Stored data
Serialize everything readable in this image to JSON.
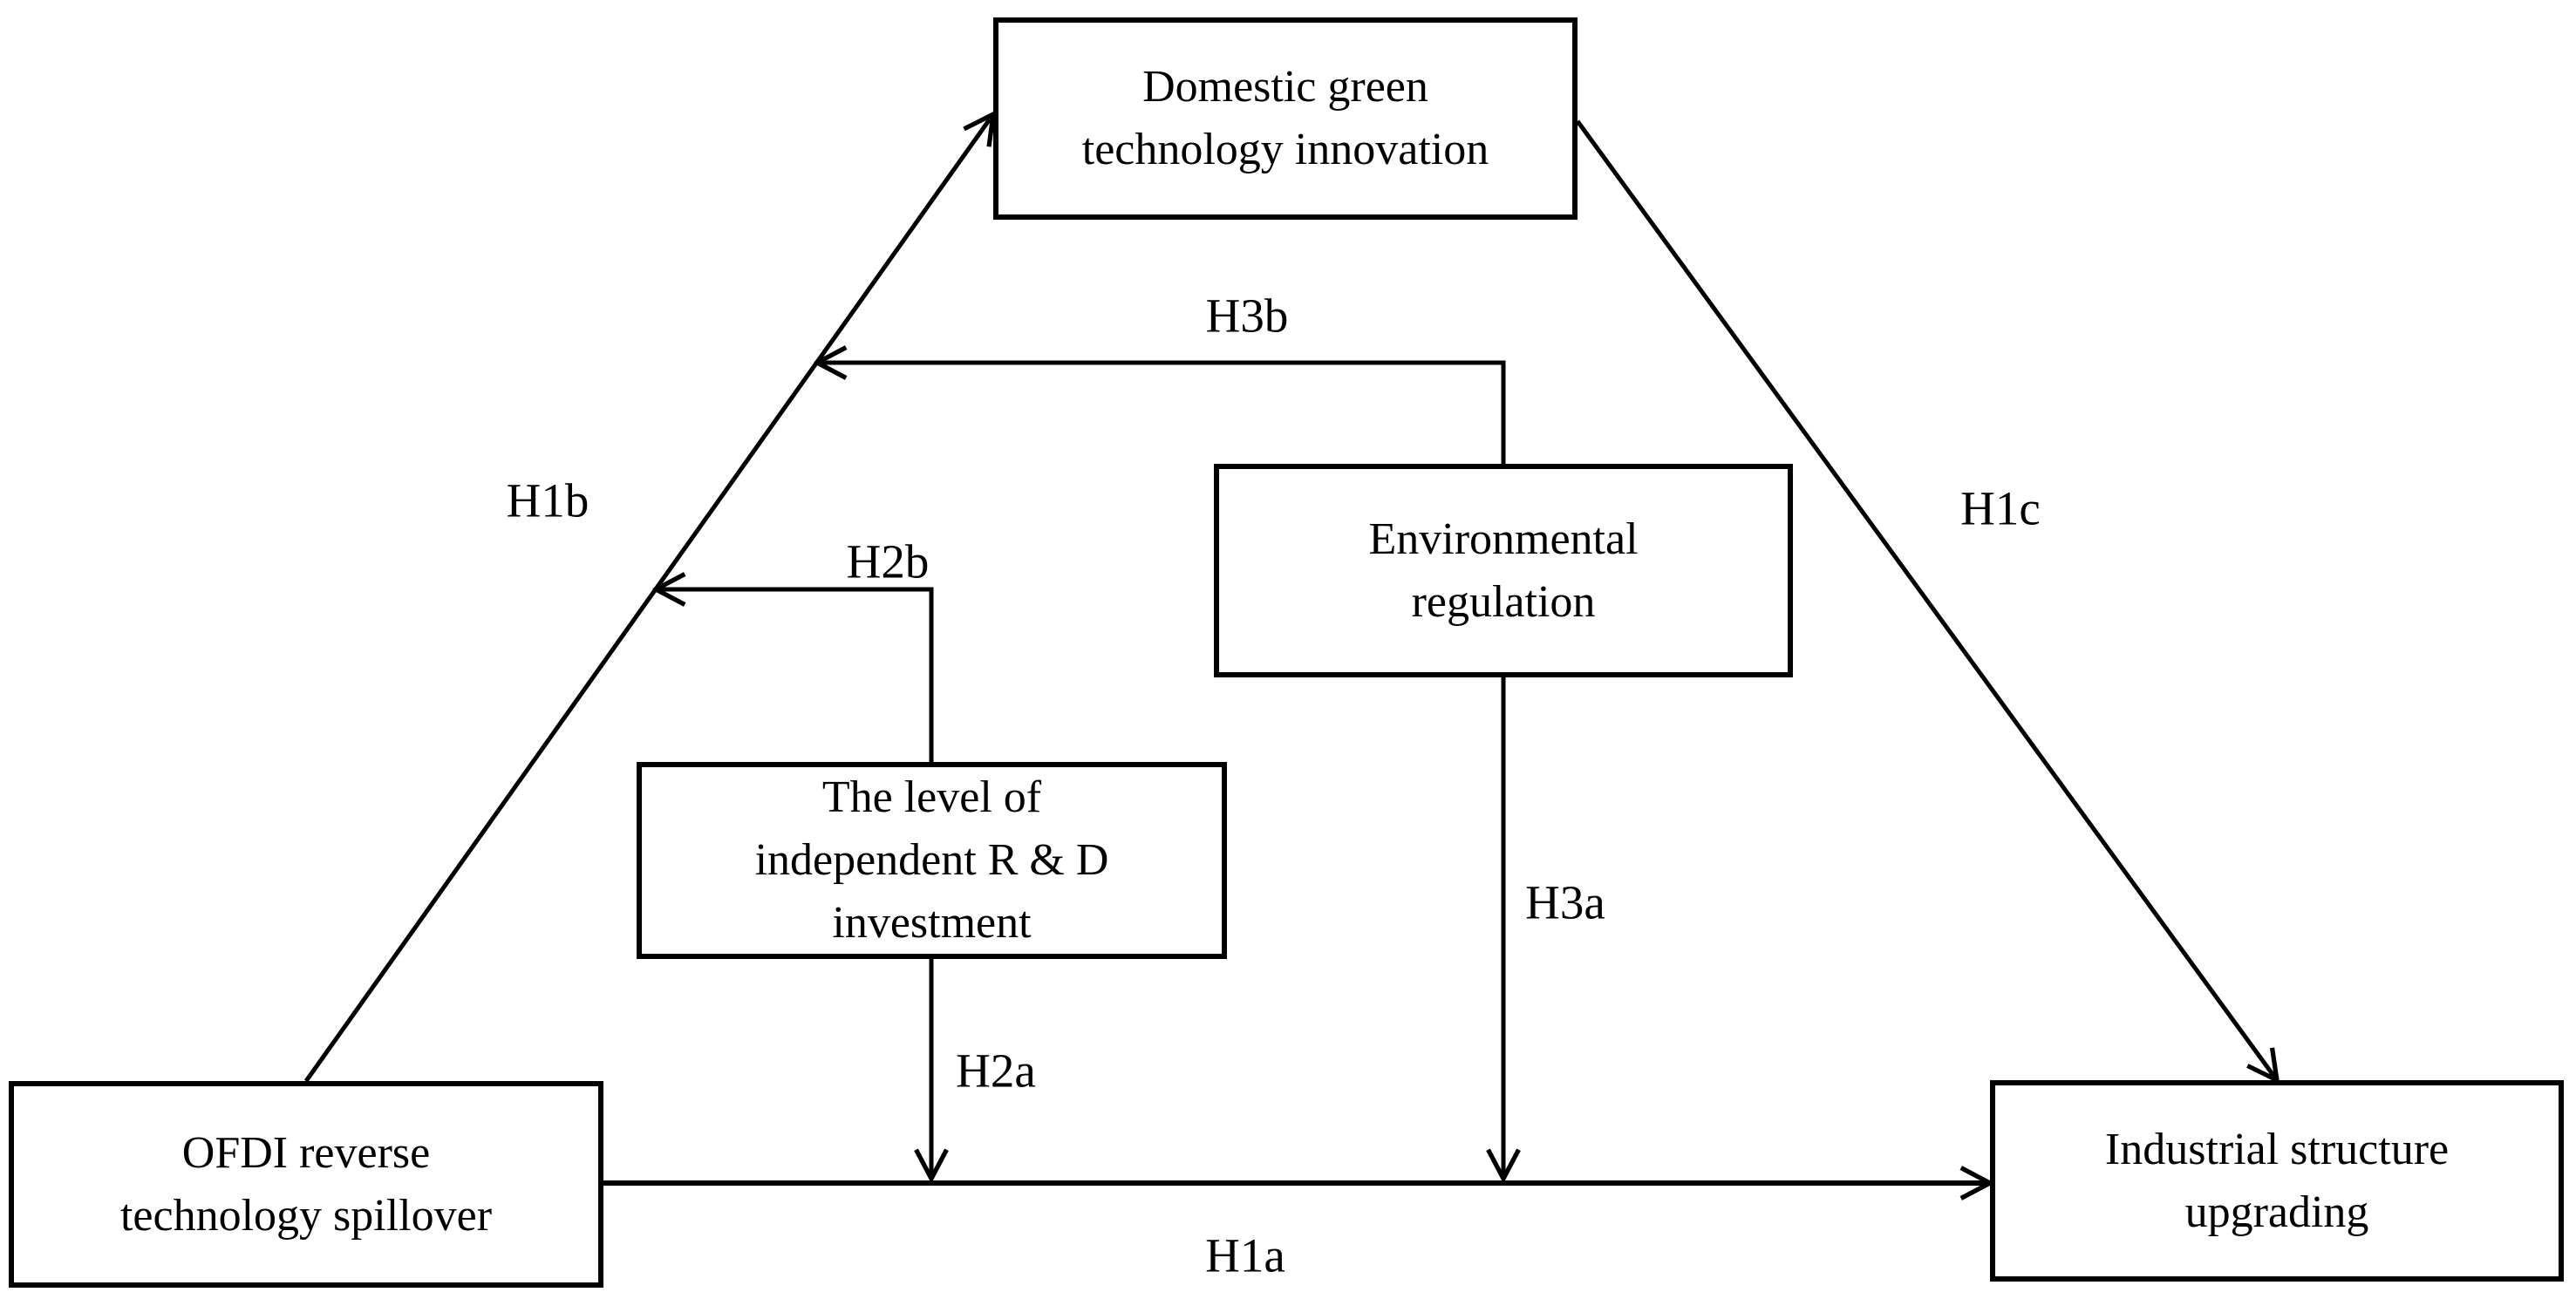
{
  "diagram": {
    "background_color": "#ffffff",
    "line_color": "#000000",
    "nodes": {
      "domestic_green": {
        "lines": [
          "Domestic green",
          "technology innovation"
        ]
      },
      "environmental": {
        "lines": [
          "Environmental",
          "regulation"
        ]
      },
      "rd_investment": {
        "lines": [
          "The level of",
          "independent R & D",
          "investment"
        ]
      },
      "ofdi": {
        "lines": [
          "OFDI reverse",
          "technology spillover"
        ]
      },
      "industrial": {
        "lines": [
          "Industrial structure",
          "upgrading"
        ]
      }
    },
    "edges": {
      "h1a": {
        "label": "H1a",
        "from": "ofdi",
        "to": "industrial"
      },
      "h1b": {
        "label": "H1b",
        "from": "ofdi",
        "to": "domestic_green"
      },
      "h1c": {
        "label": "H1c",
        "from": "domestic_green",
        "to": "industrial"
      },
      "h2a": {
        "label": "H2a",
        "from": "rd_investment",
        "to": "h1a-path"
      },
      "h2b": {
        "label": "H2b",
        "from": "rd_investment",
        "to": "h1b-path"
      },
      "h3a": {
        "label": "H3a",
        "from": "environmental",
        "to": "h1a-path"
      },
      "h3b": {
        "label": "H3b",
        "from": "environmental",
        "to": "h1b-path"
      }
    }
  }
}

Goal
Transcribe the listing in full and omit the pictures.

Exercise response
Serialize everything readable in this image to JSON.
{
  "diagram": {
    "background_color": "#ffffff",
    "line_color": "#000000",
    "nodes": {
      "domestic_green": {
        "lines": [
          "Domestic green",
          "technology innovation"
        ]
      },
      "environmental": {
        "lines": [
          "Environmental",
          "regulation"
        ]
      },
      "rd_investment": {
        "lines": [
          "The level of",
          "independent R & D",
          "investment"
        ]
      },
      "ofdi": {
        "lines": [
          "OFDI reverse",
          "technology spillover"
        ]
      },
      "industrial": {
        "lines": [
          "Industrial structure",
          "upgrading"
        ]
      }
    },
    "edges": {
      "h1a": {
        "label": "H1a",
        "from": "ofdi",
        "to": "industrial"
      },
      "h1b": {
        "label": "H1b",
        "from": "ofdi",
        "to": "domestic_green"
      },
      "h1c": {
        "label": "H1c",
        "from": "domestic_green",
        "to": "industrial"
      },
      "h2a": {
        "label": "H2a",
        "from": "rd_investment",
        "to": "h1a-path"
      },
      "h2b": {
        "label": "H2b",
        "from": "rd_investment",
        "to": "h1b-path"
      },
      "h3a": {
        "label": "H3a",
        "from": "environmental",
        "to": "h1a-path"
      },
      "h3b": {
        "label": "H3b",
        "from": "environmental",
        "to": "h1b-path"
      }
    }
  }
}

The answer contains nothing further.